Your goal |
Every line with "Probleme" in it should be copied from the data.

Page content transcription data
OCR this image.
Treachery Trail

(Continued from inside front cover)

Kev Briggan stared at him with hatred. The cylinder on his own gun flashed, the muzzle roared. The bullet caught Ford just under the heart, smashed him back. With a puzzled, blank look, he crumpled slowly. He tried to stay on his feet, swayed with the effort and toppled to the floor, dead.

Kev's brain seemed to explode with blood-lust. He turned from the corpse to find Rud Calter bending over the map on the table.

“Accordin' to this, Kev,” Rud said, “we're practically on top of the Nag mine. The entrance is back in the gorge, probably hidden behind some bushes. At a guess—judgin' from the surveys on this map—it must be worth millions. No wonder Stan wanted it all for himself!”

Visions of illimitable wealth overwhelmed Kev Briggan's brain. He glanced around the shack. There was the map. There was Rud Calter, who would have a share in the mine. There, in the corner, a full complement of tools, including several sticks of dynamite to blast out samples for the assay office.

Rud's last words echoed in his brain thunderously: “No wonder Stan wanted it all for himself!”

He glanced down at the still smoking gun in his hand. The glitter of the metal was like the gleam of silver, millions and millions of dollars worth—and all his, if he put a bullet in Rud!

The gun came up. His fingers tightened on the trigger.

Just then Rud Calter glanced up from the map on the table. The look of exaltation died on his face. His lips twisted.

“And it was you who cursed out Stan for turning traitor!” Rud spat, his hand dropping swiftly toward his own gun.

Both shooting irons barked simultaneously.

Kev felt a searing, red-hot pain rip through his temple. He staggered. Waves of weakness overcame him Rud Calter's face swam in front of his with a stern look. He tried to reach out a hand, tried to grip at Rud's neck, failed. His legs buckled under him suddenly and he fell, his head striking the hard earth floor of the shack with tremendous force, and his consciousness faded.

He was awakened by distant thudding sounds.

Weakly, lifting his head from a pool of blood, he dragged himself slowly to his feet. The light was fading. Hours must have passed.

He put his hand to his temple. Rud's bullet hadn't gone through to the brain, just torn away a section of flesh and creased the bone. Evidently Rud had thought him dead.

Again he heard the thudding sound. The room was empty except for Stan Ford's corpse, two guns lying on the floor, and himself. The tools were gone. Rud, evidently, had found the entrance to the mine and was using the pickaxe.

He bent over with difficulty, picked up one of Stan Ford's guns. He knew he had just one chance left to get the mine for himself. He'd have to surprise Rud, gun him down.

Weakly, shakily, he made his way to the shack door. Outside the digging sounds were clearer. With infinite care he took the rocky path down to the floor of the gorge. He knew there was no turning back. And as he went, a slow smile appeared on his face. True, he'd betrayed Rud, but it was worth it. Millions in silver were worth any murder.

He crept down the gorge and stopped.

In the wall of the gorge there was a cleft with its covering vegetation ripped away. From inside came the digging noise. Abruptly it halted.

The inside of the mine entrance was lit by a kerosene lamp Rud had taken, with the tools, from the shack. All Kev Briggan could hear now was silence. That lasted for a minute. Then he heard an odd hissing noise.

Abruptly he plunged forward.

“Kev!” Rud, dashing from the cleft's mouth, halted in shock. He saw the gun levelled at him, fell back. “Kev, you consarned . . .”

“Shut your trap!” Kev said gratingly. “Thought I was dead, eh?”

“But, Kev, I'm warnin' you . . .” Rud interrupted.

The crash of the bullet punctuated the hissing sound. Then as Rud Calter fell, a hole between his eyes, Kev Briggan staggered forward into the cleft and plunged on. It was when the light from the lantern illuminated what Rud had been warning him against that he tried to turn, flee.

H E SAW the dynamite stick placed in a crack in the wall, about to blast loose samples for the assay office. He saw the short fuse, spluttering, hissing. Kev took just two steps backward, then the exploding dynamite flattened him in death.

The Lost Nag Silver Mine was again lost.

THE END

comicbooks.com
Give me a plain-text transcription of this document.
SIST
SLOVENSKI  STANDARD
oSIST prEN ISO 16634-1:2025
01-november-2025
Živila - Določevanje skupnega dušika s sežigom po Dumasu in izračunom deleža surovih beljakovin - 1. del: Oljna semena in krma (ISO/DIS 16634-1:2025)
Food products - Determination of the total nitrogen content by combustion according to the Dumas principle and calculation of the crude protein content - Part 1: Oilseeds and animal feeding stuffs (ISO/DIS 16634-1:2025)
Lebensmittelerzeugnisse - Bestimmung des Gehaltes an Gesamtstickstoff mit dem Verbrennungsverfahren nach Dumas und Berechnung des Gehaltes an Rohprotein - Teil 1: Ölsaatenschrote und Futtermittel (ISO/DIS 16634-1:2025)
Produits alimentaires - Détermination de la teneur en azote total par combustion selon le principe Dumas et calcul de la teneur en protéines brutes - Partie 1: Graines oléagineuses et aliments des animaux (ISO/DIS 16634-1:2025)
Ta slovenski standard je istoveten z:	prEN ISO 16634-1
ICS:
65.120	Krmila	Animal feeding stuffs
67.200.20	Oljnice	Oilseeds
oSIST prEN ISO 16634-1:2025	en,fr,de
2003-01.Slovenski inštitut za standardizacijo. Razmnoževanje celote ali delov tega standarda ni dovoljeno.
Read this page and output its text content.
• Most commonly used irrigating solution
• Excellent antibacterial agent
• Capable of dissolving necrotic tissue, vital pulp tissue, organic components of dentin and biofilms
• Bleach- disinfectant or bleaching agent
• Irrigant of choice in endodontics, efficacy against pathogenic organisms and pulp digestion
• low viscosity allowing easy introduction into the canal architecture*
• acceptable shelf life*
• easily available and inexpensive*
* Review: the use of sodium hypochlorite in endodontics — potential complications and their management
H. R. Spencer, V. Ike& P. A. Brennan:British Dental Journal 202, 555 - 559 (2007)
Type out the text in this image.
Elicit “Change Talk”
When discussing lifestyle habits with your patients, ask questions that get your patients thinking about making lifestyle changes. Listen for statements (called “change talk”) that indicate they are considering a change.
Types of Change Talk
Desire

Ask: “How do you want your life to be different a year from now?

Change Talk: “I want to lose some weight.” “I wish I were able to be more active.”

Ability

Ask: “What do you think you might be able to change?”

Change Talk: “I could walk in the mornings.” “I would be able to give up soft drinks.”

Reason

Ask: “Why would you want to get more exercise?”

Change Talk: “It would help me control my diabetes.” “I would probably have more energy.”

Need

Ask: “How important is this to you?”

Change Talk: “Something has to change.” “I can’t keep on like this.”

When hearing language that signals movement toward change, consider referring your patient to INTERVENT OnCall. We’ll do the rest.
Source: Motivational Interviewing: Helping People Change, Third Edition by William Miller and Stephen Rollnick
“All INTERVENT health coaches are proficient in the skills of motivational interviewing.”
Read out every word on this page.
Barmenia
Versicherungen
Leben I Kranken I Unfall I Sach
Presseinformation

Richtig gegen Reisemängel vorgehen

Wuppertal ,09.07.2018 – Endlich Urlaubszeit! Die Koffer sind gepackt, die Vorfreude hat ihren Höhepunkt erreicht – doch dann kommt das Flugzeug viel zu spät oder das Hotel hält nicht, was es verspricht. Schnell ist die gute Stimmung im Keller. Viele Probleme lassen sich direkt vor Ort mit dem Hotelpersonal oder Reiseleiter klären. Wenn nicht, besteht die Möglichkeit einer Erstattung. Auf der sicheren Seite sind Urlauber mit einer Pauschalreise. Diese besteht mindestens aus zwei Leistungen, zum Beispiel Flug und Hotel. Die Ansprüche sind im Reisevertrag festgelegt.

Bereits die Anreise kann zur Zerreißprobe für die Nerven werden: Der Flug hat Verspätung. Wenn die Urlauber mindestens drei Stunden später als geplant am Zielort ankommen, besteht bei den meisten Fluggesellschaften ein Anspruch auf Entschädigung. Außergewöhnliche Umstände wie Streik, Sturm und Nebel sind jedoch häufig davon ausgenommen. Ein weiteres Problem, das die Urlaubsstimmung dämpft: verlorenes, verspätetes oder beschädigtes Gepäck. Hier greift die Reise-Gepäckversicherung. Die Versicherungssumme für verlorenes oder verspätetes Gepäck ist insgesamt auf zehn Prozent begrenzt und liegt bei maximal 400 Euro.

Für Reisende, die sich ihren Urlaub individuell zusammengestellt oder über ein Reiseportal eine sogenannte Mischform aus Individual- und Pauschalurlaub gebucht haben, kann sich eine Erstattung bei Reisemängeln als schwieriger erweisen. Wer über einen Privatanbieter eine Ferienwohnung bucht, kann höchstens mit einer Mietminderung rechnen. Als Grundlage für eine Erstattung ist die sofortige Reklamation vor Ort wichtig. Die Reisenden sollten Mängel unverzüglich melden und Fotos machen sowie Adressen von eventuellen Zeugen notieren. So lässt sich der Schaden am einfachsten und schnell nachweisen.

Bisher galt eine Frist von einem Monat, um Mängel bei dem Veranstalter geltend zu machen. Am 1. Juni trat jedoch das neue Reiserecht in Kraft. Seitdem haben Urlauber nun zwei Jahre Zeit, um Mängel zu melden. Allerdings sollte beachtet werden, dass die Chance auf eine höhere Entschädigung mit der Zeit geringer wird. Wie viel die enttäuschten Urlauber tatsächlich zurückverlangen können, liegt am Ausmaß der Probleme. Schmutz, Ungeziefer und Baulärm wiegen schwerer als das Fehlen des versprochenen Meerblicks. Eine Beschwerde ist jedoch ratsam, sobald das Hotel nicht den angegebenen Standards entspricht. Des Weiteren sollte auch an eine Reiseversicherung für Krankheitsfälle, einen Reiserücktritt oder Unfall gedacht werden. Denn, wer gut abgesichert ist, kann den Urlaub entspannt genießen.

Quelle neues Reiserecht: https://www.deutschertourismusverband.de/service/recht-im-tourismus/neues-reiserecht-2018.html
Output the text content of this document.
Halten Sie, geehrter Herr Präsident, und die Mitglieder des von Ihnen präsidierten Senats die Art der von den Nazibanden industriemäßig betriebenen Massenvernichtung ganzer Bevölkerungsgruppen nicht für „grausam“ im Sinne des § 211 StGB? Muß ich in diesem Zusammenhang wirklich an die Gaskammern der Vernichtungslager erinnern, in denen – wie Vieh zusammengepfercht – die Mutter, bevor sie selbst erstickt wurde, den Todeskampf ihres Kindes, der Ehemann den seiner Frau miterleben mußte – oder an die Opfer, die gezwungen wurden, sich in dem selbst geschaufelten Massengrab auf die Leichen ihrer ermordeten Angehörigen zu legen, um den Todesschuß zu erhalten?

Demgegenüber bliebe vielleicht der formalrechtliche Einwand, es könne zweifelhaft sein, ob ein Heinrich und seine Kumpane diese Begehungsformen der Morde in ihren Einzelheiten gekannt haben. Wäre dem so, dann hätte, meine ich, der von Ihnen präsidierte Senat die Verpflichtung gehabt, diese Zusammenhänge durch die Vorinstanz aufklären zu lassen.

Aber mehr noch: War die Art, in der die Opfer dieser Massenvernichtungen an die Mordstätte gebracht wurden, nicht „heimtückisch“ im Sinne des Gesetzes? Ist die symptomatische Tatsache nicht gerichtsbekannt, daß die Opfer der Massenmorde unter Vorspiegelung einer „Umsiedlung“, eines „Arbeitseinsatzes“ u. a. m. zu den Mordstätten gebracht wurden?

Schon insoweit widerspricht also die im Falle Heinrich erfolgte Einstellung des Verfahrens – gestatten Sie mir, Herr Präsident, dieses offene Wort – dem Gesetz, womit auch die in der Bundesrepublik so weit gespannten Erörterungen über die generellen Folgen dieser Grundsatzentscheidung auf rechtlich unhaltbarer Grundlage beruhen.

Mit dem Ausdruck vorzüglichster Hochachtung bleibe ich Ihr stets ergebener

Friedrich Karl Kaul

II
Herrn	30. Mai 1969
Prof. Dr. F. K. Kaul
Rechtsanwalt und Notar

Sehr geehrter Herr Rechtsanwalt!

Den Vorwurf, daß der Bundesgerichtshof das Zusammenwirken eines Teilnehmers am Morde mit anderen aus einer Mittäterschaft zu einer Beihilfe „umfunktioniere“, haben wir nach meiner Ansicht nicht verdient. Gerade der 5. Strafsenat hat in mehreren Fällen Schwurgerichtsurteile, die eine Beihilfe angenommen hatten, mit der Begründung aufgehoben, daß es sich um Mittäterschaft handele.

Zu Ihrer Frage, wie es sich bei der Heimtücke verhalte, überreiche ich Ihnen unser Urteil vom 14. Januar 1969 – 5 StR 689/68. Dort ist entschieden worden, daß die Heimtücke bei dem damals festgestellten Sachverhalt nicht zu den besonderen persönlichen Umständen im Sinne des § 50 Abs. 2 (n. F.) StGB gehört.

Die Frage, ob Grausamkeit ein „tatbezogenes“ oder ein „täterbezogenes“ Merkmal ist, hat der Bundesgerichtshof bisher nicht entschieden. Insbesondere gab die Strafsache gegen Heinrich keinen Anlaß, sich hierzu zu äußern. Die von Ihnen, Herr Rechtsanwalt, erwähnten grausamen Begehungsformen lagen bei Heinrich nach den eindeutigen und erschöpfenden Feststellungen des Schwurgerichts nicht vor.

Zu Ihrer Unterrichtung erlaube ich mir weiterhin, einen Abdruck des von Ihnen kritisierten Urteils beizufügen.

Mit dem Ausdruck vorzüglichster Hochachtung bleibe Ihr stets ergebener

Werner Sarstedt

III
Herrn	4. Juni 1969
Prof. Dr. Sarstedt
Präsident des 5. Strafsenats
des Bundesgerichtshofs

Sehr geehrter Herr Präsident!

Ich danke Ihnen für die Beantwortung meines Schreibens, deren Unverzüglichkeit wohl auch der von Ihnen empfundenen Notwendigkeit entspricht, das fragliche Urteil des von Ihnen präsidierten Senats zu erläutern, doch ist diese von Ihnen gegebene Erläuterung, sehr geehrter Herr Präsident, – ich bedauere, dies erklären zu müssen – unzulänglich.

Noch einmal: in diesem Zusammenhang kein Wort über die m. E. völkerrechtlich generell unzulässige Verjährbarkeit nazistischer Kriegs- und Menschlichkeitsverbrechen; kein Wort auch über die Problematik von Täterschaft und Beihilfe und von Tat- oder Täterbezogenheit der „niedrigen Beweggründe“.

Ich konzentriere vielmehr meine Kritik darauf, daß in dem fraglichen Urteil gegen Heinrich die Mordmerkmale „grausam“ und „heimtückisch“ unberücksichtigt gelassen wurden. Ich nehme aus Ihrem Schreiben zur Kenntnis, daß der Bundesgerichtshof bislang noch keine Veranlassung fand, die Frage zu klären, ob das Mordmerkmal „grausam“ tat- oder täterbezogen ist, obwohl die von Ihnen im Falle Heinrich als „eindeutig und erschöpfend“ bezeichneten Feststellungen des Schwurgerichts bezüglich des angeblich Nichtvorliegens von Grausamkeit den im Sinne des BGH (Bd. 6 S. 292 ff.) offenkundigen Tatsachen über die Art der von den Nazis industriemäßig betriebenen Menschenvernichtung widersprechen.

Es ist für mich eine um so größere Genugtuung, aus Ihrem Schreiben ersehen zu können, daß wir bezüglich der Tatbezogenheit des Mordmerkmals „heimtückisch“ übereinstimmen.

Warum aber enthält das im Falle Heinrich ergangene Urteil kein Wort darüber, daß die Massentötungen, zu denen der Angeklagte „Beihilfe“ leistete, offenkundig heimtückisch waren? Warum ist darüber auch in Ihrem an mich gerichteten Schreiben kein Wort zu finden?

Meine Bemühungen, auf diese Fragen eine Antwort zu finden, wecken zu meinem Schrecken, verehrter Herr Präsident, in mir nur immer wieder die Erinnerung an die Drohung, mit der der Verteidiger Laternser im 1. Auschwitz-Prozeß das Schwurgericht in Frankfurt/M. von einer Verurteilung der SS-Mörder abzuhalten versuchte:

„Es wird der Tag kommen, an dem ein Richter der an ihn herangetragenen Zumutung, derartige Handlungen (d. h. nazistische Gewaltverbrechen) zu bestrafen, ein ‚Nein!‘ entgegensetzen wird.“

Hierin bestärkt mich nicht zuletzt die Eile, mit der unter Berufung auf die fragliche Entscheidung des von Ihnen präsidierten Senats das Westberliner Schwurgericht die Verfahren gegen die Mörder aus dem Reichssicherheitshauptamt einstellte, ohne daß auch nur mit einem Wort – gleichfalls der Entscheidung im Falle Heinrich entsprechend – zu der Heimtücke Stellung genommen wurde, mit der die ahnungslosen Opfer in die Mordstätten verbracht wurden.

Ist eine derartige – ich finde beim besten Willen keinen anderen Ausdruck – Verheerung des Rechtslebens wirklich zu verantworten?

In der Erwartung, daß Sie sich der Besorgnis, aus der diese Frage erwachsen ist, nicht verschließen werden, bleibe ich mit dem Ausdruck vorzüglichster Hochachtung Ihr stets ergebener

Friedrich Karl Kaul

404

Solution |
Wuppertal ,09.07.2018 – Endlich Urlaubszeit! Die Koffer sind gepackt, die Vorfreude hat ihren Höhepunkt erreicht – doch dann kommt das Flugzeug viel zu spät oder das Hotel hält nicht, was es verspricht. Schnell ist die gute Stimmung im Keller. Viele Probleme lassen sich direkt vor Ort mit dem Hotelpersonal oder Reiseleiter klären. Wenn nicht, besteht die Möglichkeit einer Erstattung. Auf der sicheren Seite sind Urlauber mit einer Pauschalreise. Diese besteht mindestens aus zwei Leistungen, zum Beispiel Flug und Hotel. Die Ansprüche sind im Reisevertrag festgelegt.
Bisher galt eine Frist von einem Monat, um Mängel bei dem Veranstalter geltend zu machen. Am 1. Juni trat jedoch das neue Reiserecht in Kraft. Seitdem haben Urlauber nun zwei Jahre Zeit, um Mängel zu melden. Allerdings sollte beachtet werden, dass die Chance auf eine höhere Entschädigung mit der Zeit geringer wird. Wie viel die enttäuschten Urlauber tatsächlich zurückverlangen können, liegt am Ausmaß der Probleme. Schmutz, Ungeziefer und Baulärm wiegen schwerer als das Fehlen des versprochenen Meerblicks. Eine Beschwerde ist jedoch ratsam, sobald das Hotel nicht den angegebenen Standards entspricht. Des Weiteren sollte auch an eine Reiseversicherung für Krankheitsfälle, einen Reiserücktritt oder Unfall gedacht werden. Denn, wer gut abgesichert ist, kann den Urlaub entspannt genießen.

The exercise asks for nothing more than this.